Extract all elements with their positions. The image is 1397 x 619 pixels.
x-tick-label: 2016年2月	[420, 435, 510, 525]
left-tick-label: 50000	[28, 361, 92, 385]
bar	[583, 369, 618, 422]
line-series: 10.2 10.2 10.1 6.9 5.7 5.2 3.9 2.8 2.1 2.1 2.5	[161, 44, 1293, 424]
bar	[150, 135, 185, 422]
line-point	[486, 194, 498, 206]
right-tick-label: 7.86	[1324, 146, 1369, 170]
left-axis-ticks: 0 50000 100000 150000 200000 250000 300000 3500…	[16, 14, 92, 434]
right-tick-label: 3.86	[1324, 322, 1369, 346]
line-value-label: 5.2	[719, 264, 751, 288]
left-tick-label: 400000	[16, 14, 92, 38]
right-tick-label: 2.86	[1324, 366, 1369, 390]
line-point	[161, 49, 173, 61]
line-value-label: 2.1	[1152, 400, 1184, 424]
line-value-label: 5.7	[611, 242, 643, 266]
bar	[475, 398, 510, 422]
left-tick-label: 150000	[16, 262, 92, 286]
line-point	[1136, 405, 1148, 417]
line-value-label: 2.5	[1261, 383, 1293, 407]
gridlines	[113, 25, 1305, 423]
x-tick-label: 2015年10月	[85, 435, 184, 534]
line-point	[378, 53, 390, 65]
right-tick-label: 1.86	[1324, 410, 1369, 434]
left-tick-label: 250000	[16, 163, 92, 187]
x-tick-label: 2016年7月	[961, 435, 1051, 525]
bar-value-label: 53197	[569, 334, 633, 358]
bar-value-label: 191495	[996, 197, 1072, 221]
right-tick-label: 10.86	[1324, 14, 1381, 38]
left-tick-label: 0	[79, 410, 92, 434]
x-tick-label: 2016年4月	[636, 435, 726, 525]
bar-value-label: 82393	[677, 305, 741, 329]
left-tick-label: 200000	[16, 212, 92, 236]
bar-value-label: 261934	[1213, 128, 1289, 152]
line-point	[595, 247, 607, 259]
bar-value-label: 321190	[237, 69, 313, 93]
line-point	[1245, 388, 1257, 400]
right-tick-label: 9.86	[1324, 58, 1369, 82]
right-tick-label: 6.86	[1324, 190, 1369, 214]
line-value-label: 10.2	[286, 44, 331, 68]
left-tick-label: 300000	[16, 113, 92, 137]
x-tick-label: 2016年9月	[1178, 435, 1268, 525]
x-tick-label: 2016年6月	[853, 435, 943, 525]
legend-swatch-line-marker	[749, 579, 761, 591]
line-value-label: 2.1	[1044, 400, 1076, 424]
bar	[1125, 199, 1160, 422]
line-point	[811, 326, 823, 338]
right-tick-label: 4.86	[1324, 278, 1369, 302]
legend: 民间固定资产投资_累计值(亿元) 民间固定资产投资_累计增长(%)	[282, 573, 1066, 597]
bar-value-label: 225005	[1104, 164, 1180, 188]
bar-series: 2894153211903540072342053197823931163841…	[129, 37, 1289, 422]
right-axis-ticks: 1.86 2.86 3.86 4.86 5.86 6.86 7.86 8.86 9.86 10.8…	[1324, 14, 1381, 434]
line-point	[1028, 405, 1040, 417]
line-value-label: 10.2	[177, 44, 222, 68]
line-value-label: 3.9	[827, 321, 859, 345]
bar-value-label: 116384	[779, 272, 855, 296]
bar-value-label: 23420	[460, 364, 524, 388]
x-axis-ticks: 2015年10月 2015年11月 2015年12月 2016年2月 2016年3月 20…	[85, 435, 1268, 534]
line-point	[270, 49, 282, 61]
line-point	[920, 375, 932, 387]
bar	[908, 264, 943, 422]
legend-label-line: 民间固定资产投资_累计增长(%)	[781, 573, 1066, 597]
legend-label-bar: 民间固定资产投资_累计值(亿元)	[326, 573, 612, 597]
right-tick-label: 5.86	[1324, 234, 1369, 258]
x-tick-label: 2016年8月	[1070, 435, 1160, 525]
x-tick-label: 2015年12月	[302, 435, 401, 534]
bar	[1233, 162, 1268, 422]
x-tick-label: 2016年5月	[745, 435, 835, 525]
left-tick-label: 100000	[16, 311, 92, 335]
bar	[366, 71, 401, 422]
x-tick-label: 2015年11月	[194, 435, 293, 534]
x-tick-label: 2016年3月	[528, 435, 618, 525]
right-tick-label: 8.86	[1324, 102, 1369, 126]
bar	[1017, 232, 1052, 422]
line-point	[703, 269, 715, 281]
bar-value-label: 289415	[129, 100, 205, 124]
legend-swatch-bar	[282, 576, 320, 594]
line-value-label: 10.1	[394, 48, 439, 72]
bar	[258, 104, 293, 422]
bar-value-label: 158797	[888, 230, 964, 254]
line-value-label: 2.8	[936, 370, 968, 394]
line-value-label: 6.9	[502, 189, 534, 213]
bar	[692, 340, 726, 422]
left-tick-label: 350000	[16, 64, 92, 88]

##########

- **Work to be completed**:
Copy out every line of the records above word for word, with no changes.

- **Written reply**:
Extract all elements with their positions. The image is 1397 x 619 pixels.
x-tick-label: 2016年2月	[420, 435, 510, 525]
left-tick-label: 50000	[28, 361, 92, 385]
bar	[583, 369, 618, 422]
line-series: 10.2 10.2 10.1 6.9 5.7 5.2 3.9 2.8 2.1 2.1 2.5	[161, 44, 1293, 424]
bar	[150, 135, 185, 422]
line-point	[486, 194, 498, 206]
right-tick-label: 7.86	[1324, 146, 1369, 170]
left-axis-ticks: 0 50000 100000 150000 200000 250000 300000 3500…	[16, 14, 92, 434]
right-tick-label: 3.86	[1324, 322, 1369, 346]
line-value-label: 5.2	[719, 264, 751, 288]
left-tick-label: 400000	[16, 14, 92, 38]
right-tick-label: 2.86	[1324, 366, 1369, 390]
line-point	[161, 49, 173, 61]
line-value-label: 2.1	[1152, 400, 1184, 424]
line-value-label: 5.7	[611, 242, 643, 266]
bar	[475, 398, 510, 422]
left-tick-label: 150000	[16, 262, 92, 286]
line-point	[1136, 405, 1148, 417]
line-value-label: 2.5	[1261, 383, 1293, 407]
gridlines	[113, 25, 1305, 423]
x-tick-label: 2015年10月	[85, 435, 184, 534]
line-point	[378, 53, 390, 65]
right-tick-label: 1.86	[1324, 410, 1369, 434]
left-tick-label: 250000	[16, 163, 92, 187]
x-tick-label: 2016年7月	[961, 435, 1051, 525]
bar-value-label: 53197	[569, 334, 633, 358]
bar-value-label: 191495	[996, 197, 1072, 221]
right-tick-label: 10.86	[1324, 14, 1381, 38]
left-tick-label: 0	[79, 410, 92, 434]
x-tick-label: 2016年4月	[636, 435, 726, 525]
bar-value-label: 82393	[677, 305, 741, 329]
left-tick-label: 200000	[16, 212, 92, 236]
bar-value-label: 261934	[1213, 128, 1289, 152]
line-point	[595, 247, 607, 259]
bar-value-label: 321190	[237, 69, 313, 93]
line-point	[1245, 388, 1257, 400]
right-tick-label: 9.86	[1324, 58, 1369, 82]
right-tick-label: 6.86	[1324, 190, 1369, 214]
line-value-label: 10.2	[286, 44, 331, 68]
left-tick-label: 300000	[16, 113, 92, 137]
x-tick-label: 2016年9月	[1178, 435, 1268, 525]
x-tick-label: 2016年6月	[853, 435, 943, 525]
legend-swatch-line-marker	[749, 579, 761, 591]
line-value-label: 2.1	[1044, 400, 1076, 424]
bar	[1125, 199, 1160, 422]
line-point	[811, 326, 823, 338]
right-tick-label: 4.86	[1324, 278, 1369, 302]
legend: 民间固定资产投资_累计值(亿元) 民间固定资产投资_累计增长(%)	[282, 573, 1066, 597]
bar-value-label: 225005	[1104, 164, 1180, 188]
bar-series: 2894153211903540072342053197823931163841…	[129, 37, 1289, 422]
right-axis-ticks: 1.86 2.86 3.86 4.86 5.86 6.86 7.86 8.86 9.86 10.8…	[1324, 14, 1381, 434]
line-point	[1028, 405, 1040, 417]
line-value-label: 10.2	[177, 44, 222, 68]
line-value-label: 3.9	[827, 321, 859, 345]
bar-value-label: 116384	[779, 272, 855, 296]
bar-value-label: 23420	[460, 364, 524, 388]
x-axis-ticks: 2015年10月 2015年11月 2015年12月 2016年2月 2016年3月 20…	[85, 435, 1268, 534]
line-point	[270, 49, 282, 61]
line-point	[920, 375, 932, 387]
bar	[908, 264, 943, 422]
legend-label-line: 民间固定资产投资_累计增长(%)	[781, 573, 1066, 597]
legend-label-bar: 民间固定资产投资_累计值(亿元)	[326, 573, 612, 597]
right-tick-label: 5.86	[1324, 234, 1369, 258]
x-tick-label: 2016年8月	[1070, 435, 1160, 525]
x-tick-label: 2015年12月	[302, 435, 401, 534]
bar	[1233, 162, 1268, 422]
x-tick-label: 2016年5月	[745, 435, 835, 525]
left-tick-label: 100000	[16, 311, 92, 335]
bar	[366, 71, 401, 422]
x-tick-label: 2015年11月	[194, 435, 293, 534]
x-tick-label: 2016年3月	[528, 435, 618, 525]
right-tick-label: 8.86	[1324, 102, 1369, 126]
bar	[1017, 232, 1052, 422]
line-point	[703, 269, 715, 281]
bar-value-label: 289415	[129, 100, 205, 124]
legend-swatch-bar	[282, 576, 320, 594]
line-value-label: 10.1	[394, 48, 439, 72]
bar	[258, 104, 293, 422]
bar-value-label: 158797	[888, 230, 964, 254]
line-value-label: 2.8	[936, 370, 968, 394]
line-value-label: 6.9	[502, 189, 534, 213]
bar	[692, 340, 726, 422]
left-tick-label: 350000	[16, 64, 92, 88]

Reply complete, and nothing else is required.